Supplied data:
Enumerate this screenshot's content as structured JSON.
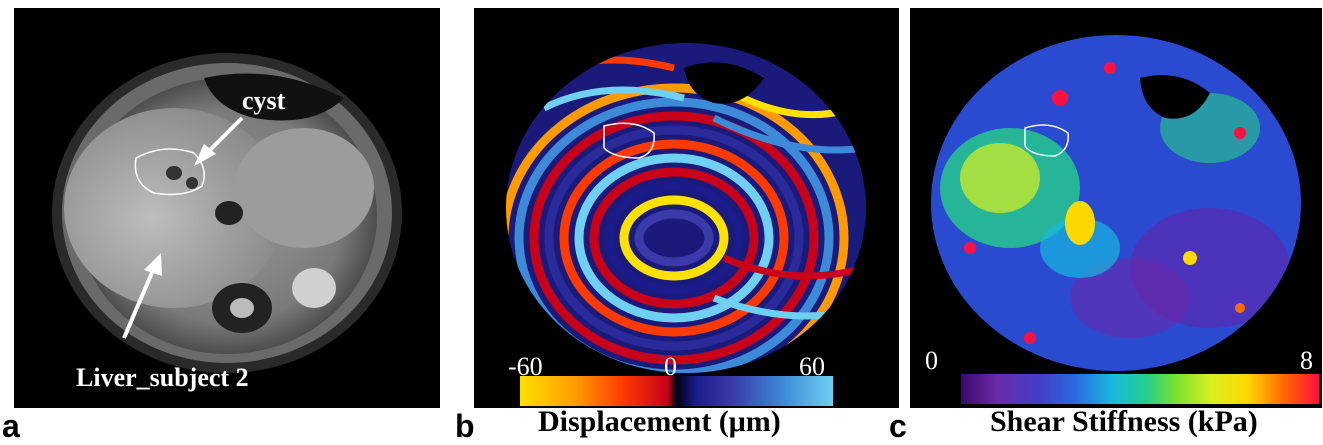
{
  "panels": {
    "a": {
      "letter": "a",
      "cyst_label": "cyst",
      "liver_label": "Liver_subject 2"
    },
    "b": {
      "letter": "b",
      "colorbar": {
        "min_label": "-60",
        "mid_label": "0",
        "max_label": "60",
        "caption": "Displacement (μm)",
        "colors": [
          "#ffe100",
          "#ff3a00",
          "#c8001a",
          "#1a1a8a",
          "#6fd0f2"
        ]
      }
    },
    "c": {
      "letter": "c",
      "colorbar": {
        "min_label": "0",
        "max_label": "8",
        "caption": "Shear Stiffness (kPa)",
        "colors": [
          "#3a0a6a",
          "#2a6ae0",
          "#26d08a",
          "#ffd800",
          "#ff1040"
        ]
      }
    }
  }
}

The task: From the material above, gather all lines that include the string "caption" and copy them.

Answer:
        "caption": "Displacement (μm)",
        "caption": "Shear Stiffness (kPa)",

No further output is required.